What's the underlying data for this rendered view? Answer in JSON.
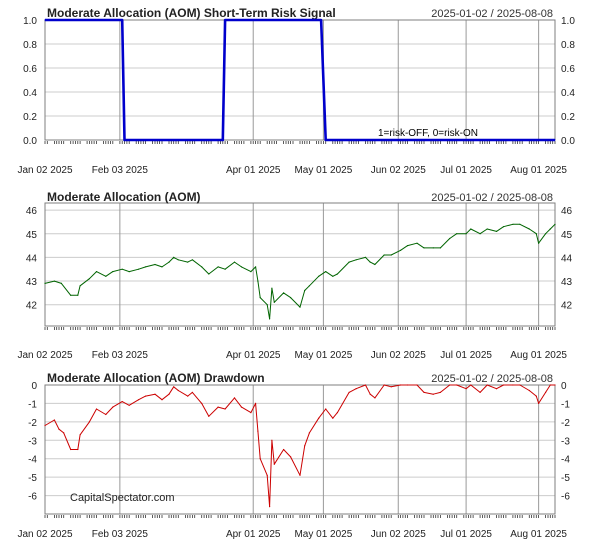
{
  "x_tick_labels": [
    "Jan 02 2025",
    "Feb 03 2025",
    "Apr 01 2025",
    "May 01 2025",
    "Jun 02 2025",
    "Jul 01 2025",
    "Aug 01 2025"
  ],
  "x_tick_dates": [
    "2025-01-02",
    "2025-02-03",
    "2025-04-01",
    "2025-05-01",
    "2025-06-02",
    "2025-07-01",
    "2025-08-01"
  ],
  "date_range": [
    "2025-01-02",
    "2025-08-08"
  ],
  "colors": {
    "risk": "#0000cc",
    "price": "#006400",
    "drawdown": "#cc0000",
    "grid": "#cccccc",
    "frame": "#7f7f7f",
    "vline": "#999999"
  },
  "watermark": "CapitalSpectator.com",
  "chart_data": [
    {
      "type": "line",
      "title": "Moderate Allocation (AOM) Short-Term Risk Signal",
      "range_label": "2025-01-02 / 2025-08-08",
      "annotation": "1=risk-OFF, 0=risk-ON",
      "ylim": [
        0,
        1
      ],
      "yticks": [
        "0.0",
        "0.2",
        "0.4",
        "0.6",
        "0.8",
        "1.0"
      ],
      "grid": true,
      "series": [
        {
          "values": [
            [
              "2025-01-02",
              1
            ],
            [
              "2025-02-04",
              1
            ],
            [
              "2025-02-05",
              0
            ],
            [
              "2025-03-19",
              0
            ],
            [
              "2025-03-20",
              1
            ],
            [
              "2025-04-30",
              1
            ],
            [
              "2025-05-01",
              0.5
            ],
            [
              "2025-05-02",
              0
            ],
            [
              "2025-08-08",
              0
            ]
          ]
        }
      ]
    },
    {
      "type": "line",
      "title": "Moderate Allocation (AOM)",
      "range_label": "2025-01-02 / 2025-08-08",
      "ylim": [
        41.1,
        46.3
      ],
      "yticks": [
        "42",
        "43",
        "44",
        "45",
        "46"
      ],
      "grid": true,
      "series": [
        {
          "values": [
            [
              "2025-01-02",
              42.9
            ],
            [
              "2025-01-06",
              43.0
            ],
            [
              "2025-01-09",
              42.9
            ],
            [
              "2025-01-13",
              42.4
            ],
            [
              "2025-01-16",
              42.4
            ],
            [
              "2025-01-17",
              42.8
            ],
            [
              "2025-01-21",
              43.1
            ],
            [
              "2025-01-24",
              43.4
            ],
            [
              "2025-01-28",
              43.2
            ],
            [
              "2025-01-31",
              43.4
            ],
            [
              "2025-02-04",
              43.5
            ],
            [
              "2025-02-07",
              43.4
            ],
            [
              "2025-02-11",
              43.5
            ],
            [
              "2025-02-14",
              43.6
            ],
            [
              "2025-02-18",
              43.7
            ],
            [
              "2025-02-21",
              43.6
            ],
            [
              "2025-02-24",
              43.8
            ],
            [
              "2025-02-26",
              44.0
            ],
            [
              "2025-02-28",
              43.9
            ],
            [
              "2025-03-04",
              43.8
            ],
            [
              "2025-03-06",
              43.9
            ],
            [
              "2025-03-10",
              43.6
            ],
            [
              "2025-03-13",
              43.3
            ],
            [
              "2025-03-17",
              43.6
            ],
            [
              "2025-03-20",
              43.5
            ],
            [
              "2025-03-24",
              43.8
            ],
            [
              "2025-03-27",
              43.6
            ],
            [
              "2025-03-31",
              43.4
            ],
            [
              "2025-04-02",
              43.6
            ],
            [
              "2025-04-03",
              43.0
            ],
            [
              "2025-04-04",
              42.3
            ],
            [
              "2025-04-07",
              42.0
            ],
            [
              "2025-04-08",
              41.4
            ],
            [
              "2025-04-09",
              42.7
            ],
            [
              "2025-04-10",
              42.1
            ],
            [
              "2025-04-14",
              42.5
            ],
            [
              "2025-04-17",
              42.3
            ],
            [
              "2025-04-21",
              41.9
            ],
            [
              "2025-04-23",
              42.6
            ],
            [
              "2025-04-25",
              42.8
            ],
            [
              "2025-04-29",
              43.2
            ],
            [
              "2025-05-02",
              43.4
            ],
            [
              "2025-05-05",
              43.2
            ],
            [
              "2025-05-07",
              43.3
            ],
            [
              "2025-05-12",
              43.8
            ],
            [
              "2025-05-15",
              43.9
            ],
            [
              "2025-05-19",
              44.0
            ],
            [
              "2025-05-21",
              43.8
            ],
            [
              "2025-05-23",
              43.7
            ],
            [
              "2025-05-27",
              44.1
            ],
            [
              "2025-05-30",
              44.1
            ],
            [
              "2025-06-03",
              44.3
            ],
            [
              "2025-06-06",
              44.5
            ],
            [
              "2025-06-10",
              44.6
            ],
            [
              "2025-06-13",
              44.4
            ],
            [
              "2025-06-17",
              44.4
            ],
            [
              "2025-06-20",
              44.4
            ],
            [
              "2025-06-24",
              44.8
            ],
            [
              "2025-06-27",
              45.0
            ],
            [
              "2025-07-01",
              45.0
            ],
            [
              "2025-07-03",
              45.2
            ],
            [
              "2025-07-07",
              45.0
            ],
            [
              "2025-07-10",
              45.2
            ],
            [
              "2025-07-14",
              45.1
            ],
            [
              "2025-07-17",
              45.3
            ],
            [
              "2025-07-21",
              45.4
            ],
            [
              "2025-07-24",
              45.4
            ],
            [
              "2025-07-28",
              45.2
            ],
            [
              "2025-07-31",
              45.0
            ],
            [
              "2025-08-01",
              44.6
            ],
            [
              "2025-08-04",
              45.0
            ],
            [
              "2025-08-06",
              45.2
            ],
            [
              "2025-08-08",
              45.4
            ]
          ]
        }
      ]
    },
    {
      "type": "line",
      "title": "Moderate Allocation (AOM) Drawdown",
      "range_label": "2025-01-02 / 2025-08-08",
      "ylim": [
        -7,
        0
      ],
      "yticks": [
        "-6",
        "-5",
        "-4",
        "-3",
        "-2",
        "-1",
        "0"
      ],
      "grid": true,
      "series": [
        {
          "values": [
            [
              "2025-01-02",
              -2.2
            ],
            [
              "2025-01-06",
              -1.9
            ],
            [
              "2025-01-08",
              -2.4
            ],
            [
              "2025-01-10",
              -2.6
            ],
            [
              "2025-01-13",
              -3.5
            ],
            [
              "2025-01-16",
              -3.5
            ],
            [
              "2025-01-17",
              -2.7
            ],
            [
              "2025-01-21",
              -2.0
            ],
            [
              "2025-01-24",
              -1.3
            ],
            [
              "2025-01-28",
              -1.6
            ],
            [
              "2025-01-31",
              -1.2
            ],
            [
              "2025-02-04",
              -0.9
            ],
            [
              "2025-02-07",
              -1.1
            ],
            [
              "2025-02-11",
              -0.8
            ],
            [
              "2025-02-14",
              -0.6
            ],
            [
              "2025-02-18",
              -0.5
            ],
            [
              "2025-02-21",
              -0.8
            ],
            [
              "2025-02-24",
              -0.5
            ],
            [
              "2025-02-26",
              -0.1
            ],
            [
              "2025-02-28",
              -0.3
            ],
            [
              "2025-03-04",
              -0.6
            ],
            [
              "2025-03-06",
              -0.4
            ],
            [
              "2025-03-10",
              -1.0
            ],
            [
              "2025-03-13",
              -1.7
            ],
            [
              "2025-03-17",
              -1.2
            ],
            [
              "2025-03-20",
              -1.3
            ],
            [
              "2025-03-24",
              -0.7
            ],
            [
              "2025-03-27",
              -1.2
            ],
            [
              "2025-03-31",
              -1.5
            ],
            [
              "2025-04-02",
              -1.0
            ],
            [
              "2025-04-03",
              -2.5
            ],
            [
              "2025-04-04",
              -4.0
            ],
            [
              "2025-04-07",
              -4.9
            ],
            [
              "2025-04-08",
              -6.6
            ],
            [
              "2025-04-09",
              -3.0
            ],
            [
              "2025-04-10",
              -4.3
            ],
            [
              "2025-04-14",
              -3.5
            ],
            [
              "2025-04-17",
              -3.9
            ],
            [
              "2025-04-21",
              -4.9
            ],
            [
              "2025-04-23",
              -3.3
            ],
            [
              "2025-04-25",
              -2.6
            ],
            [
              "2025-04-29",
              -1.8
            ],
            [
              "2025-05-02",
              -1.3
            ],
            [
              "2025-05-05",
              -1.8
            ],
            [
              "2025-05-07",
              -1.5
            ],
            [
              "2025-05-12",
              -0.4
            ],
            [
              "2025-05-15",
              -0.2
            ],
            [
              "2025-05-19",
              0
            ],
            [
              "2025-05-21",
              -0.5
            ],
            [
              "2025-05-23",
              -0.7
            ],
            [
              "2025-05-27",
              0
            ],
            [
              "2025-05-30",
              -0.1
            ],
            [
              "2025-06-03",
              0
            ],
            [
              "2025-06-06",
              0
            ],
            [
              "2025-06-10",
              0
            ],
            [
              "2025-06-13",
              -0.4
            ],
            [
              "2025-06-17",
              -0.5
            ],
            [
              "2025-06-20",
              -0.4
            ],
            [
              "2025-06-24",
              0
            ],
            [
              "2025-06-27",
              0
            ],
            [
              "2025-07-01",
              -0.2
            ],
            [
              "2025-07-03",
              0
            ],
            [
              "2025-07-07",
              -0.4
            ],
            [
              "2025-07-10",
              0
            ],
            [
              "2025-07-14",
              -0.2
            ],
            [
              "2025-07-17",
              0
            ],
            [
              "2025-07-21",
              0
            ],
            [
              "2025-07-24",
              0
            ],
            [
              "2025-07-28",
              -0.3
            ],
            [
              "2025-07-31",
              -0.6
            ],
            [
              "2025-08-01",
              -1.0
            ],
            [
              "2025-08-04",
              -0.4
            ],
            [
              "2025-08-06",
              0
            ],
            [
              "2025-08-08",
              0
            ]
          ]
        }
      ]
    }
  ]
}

········

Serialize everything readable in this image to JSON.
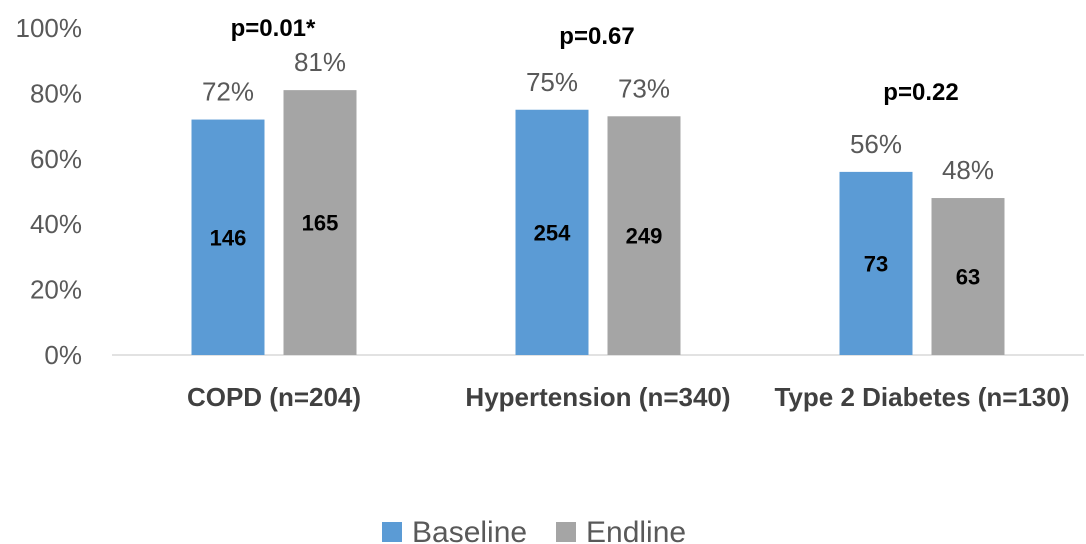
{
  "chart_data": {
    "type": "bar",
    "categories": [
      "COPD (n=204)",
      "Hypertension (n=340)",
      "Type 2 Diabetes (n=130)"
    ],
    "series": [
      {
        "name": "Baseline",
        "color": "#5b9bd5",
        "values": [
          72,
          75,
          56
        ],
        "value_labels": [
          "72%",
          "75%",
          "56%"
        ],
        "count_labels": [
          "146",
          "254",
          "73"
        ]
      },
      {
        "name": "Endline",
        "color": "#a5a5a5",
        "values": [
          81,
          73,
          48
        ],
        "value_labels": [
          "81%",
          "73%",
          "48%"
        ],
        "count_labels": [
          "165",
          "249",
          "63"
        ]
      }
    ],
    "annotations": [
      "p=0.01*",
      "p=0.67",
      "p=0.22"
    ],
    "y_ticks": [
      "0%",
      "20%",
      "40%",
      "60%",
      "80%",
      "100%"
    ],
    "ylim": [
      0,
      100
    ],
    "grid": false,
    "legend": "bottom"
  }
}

········

Pick out, from the lines above, every one that contains the string "title".

EXERCISE RESPONSE:
      "title": "Moderate Allocation (AOM) Short-Term Risk Signal",
      "title": "Moderate Allocation (AOM)",
      "title": "Moderate Allocation (AOM) Drawdown",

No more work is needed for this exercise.